• STATED GOAL:
Copy out each line of the data that holds the word "JSON".

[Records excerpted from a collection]
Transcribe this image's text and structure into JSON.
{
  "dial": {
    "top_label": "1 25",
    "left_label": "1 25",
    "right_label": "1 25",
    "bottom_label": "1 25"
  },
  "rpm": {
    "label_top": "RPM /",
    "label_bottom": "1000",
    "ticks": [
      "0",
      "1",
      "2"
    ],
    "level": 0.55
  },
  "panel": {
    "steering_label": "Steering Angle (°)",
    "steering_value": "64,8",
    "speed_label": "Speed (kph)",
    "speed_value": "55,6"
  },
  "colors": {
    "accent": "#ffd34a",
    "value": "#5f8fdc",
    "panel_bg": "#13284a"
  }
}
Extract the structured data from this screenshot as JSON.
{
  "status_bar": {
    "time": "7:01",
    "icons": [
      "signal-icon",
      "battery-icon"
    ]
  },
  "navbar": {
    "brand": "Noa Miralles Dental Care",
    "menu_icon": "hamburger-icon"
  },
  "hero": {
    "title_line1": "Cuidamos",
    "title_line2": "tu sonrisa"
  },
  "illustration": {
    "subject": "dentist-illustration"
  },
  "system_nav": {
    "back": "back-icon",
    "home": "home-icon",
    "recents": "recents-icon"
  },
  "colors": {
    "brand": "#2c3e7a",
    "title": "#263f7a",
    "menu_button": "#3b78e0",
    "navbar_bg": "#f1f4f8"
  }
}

* * *

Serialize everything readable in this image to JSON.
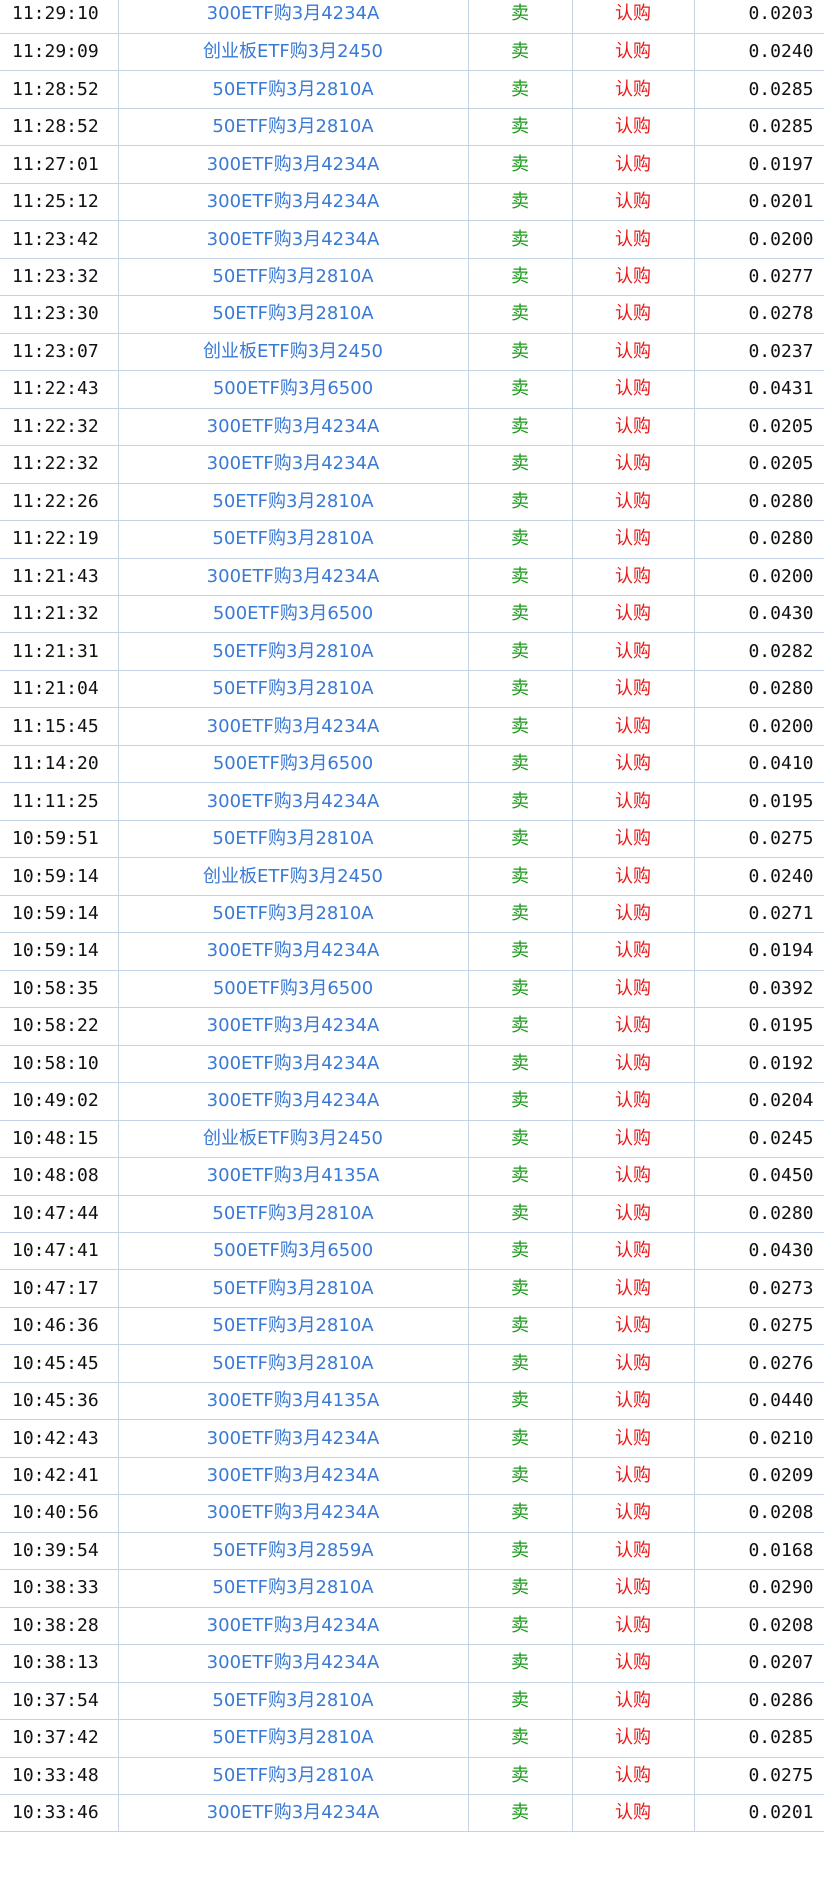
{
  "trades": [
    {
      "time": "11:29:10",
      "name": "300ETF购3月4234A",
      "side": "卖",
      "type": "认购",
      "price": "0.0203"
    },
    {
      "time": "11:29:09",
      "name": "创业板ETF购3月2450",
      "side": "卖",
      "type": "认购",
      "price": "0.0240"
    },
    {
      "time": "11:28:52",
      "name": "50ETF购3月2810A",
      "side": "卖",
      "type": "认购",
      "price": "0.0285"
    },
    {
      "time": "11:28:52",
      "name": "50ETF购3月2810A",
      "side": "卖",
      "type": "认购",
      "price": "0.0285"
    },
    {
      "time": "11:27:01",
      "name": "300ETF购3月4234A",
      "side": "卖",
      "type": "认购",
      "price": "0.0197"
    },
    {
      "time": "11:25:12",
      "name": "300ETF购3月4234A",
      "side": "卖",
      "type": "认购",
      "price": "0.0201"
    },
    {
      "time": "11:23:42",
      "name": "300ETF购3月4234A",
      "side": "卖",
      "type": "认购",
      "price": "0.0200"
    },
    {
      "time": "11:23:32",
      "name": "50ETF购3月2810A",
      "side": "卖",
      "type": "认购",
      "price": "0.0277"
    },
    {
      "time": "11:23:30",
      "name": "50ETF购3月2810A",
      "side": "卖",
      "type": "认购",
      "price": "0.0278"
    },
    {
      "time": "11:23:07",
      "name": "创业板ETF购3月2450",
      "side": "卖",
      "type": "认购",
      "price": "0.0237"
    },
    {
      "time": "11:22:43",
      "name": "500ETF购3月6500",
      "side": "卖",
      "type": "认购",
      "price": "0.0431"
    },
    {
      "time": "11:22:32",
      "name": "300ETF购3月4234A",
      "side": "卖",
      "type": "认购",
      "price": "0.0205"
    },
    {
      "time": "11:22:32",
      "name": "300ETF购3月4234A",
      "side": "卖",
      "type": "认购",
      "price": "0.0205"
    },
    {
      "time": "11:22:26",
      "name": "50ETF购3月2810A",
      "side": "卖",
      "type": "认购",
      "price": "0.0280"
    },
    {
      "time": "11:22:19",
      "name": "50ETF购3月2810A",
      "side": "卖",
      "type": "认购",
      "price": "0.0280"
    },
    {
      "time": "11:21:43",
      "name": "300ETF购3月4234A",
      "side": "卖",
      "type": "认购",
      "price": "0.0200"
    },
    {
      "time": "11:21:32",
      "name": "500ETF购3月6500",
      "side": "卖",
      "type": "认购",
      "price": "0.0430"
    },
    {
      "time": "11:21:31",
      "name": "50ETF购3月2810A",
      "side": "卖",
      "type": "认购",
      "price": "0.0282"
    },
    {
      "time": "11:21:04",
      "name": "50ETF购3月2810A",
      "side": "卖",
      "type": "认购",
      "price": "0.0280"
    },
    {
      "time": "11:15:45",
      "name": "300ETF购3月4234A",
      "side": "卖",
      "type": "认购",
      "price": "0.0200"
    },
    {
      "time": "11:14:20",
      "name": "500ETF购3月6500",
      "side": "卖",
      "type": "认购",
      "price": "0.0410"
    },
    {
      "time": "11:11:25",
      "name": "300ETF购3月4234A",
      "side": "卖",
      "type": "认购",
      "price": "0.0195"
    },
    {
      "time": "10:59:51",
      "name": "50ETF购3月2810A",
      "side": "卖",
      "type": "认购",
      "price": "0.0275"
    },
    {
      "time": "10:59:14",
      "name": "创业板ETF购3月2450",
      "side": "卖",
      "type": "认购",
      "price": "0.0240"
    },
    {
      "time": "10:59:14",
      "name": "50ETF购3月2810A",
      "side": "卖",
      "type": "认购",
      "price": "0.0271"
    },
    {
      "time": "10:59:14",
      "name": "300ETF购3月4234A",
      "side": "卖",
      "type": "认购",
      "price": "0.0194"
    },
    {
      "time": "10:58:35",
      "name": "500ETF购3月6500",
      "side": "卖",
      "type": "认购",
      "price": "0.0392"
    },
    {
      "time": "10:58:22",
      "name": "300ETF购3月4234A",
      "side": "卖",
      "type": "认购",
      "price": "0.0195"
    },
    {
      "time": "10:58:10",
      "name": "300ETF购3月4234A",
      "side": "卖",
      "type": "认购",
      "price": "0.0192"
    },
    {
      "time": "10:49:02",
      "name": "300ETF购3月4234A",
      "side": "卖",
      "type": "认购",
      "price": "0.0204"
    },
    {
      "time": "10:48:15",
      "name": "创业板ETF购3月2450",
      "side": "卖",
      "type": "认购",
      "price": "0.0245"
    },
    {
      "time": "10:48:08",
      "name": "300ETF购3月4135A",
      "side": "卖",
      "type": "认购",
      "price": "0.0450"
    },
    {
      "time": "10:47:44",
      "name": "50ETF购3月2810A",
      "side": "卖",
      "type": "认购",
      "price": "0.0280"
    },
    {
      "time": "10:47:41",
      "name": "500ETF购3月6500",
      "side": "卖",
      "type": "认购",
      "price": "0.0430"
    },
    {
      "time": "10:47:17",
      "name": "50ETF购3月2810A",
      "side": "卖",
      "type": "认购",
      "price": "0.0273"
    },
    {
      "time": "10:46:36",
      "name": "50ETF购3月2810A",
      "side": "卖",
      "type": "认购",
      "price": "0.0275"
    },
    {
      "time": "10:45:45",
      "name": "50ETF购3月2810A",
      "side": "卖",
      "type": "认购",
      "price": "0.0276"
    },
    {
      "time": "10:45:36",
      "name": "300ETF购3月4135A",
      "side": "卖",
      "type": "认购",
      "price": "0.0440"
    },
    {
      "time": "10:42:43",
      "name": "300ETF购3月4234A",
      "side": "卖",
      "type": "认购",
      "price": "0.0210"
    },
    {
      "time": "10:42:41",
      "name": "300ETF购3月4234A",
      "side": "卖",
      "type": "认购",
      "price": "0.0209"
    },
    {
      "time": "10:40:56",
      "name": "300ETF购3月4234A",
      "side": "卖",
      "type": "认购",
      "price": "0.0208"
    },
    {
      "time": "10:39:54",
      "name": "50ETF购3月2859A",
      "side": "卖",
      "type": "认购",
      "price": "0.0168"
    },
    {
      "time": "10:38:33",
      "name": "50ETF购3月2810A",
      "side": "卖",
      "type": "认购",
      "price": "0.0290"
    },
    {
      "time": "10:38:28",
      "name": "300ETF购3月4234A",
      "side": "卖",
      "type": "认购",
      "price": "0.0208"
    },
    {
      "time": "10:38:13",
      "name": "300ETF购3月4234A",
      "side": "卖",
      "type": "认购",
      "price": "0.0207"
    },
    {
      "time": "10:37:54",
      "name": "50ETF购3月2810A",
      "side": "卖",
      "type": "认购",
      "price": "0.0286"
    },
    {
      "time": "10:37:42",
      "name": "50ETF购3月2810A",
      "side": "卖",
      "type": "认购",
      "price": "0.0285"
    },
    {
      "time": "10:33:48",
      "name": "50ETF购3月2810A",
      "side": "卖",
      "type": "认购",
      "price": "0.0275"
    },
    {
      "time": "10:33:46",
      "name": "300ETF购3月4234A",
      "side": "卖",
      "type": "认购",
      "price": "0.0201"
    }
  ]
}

* * *

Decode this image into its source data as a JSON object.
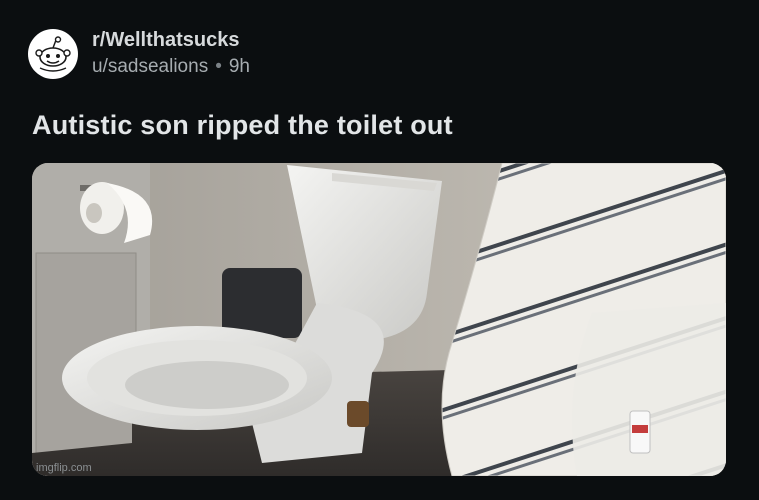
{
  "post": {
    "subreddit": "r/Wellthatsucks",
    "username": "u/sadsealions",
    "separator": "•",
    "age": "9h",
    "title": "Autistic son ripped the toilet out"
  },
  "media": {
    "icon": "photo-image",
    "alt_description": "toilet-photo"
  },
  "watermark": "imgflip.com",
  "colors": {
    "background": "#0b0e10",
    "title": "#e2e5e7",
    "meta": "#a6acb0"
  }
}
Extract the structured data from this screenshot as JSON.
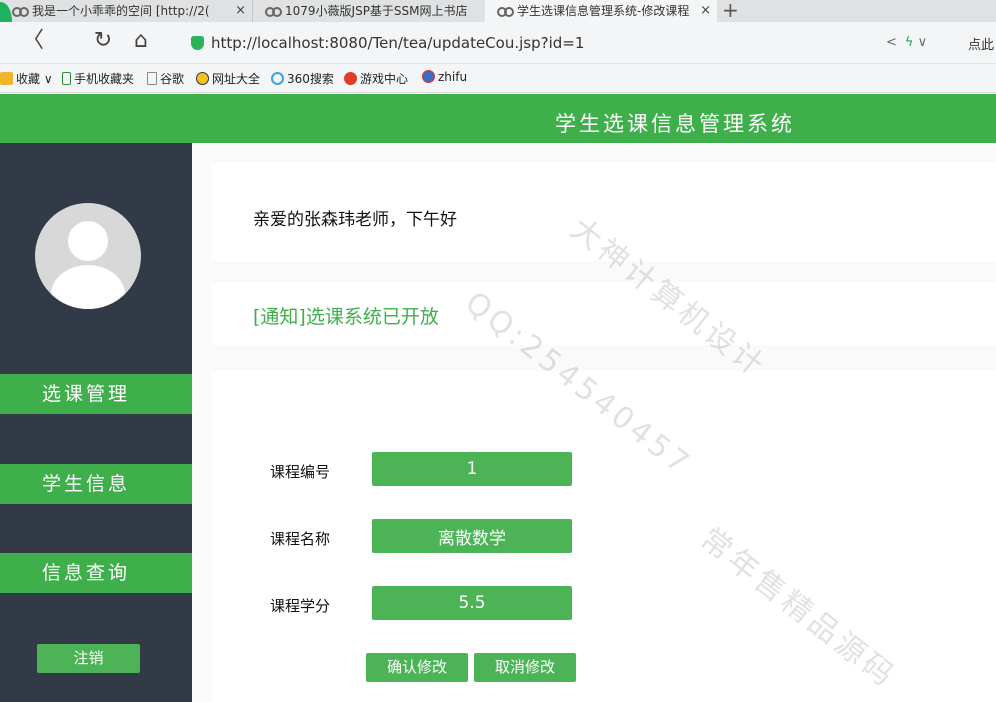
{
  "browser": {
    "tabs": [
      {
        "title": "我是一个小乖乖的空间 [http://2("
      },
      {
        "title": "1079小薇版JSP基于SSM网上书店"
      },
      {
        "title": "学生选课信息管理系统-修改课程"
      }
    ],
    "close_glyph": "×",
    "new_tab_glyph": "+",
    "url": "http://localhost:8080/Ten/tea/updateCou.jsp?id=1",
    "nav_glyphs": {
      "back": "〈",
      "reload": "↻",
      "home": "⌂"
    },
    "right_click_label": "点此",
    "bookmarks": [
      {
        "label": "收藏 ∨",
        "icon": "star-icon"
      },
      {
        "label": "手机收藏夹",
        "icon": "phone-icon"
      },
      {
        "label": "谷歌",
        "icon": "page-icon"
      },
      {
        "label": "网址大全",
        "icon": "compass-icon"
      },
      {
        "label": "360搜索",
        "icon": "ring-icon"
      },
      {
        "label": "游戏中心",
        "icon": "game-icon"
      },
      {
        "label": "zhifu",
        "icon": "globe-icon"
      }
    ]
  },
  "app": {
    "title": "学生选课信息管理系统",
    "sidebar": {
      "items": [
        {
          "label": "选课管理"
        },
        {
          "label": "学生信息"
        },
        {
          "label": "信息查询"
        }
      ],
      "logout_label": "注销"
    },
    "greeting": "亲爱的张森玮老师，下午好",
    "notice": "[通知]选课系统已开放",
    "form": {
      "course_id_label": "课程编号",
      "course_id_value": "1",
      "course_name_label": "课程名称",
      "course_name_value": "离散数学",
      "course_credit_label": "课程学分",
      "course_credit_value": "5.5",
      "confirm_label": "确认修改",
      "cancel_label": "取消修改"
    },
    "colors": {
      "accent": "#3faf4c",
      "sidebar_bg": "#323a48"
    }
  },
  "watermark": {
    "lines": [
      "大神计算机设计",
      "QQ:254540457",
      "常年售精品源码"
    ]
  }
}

• SOLUTION TO THIS EXERCISE:
Transcribe this image's text and structure into JSON.
Extract the structured data from this screenshot as JSON.
Serialize everything readable in this image to JSON.
Decode this image into its source data as a JSON object.
Extract the structured data from this screenshot as JSON.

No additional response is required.